» TASK GOAL: Identify all lines of the data containing the string "Хаувинка" and copy them.

» STORED RECORDS:
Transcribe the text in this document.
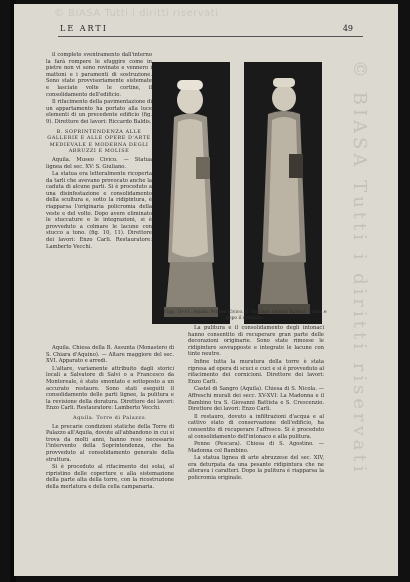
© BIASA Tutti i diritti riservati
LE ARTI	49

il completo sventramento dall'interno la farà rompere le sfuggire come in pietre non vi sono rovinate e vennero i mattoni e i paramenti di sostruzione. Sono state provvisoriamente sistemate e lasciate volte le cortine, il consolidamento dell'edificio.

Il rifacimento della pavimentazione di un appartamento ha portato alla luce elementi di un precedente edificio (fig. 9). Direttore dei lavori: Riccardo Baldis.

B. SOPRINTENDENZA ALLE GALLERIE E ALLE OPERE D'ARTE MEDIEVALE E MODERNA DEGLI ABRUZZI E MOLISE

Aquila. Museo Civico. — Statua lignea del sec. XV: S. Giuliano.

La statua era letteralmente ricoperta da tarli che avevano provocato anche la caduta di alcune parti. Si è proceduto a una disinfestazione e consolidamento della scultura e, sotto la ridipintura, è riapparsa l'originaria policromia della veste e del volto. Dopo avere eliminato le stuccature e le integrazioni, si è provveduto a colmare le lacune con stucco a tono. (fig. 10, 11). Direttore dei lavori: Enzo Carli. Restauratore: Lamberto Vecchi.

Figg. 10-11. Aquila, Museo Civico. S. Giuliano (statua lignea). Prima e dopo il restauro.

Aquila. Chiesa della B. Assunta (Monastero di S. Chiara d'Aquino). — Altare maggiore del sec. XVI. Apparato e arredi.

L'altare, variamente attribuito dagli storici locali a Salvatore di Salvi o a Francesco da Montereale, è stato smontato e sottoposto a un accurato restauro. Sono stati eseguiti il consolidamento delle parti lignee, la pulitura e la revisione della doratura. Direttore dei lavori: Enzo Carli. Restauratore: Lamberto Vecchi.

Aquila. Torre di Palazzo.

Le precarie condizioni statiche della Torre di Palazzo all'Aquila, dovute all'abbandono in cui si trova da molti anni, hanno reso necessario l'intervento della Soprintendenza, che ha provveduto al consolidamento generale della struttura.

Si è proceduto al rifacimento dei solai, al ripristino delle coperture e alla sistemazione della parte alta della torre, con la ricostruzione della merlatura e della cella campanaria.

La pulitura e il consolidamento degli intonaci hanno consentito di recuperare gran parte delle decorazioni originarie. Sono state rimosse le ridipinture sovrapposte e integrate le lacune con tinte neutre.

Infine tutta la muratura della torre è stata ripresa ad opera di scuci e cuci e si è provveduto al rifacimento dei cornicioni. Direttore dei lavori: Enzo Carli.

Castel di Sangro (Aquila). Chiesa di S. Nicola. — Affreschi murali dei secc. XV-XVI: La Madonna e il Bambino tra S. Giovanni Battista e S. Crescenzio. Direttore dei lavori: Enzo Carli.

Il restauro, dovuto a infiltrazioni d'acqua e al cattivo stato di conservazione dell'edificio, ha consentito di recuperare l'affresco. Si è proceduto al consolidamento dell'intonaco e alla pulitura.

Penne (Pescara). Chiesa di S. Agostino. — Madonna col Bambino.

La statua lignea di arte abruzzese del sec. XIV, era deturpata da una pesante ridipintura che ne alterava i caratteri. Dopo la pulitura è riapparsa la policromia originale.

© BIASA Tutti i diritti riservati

==

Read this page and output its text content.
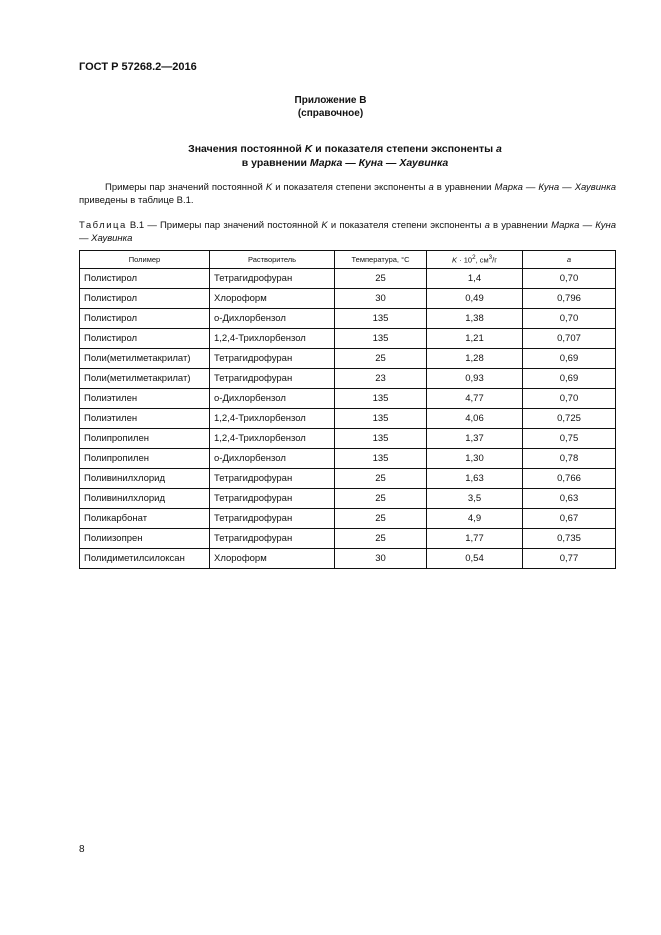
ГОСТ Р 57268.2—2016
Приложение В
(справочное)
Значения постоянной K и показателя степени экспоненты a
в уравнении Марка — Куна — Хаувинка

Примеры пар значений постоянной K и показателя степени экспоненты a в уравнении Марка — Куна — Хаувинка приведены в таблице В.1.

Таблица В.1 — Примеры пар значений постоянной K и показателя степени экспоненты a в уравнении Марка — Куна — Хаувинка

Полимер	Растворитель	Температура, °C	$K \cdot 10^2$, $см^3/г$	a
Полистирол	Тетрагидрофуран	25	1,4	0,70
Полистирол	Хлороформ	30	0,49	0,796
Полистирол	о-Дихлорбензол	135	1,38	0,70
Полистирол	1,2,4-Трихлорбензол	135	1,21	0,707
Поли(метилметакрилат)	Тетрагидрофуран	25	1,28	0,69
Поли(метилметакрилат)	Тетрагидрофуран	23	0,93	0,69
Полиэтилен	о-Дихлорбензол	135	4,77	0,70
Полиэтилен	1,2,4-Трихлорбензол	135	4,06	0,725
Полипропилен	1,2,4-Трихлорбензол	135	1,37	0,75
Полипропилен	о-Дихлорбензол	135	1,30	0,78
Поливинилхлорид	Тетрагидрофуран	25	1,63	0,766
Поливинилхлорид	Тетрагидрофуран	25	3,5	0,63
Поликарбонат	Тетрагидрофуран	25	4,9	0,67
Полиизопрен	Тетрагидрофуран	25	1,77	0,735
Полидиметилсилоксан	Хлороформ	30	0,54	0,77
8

» COMPLETED TASK:
в уравнении Марка — Куна — Хаувинка
Примеры пар значений постоянной K и показателя степени экспоненты a в уравнении Марка — Куна — Хаувинка приведены в таблице В.1.
Таблица В.1 — Примеры пар значений постоянной K и показателя степени экспоненты a в уравнении Марка — Куна — Хаувинка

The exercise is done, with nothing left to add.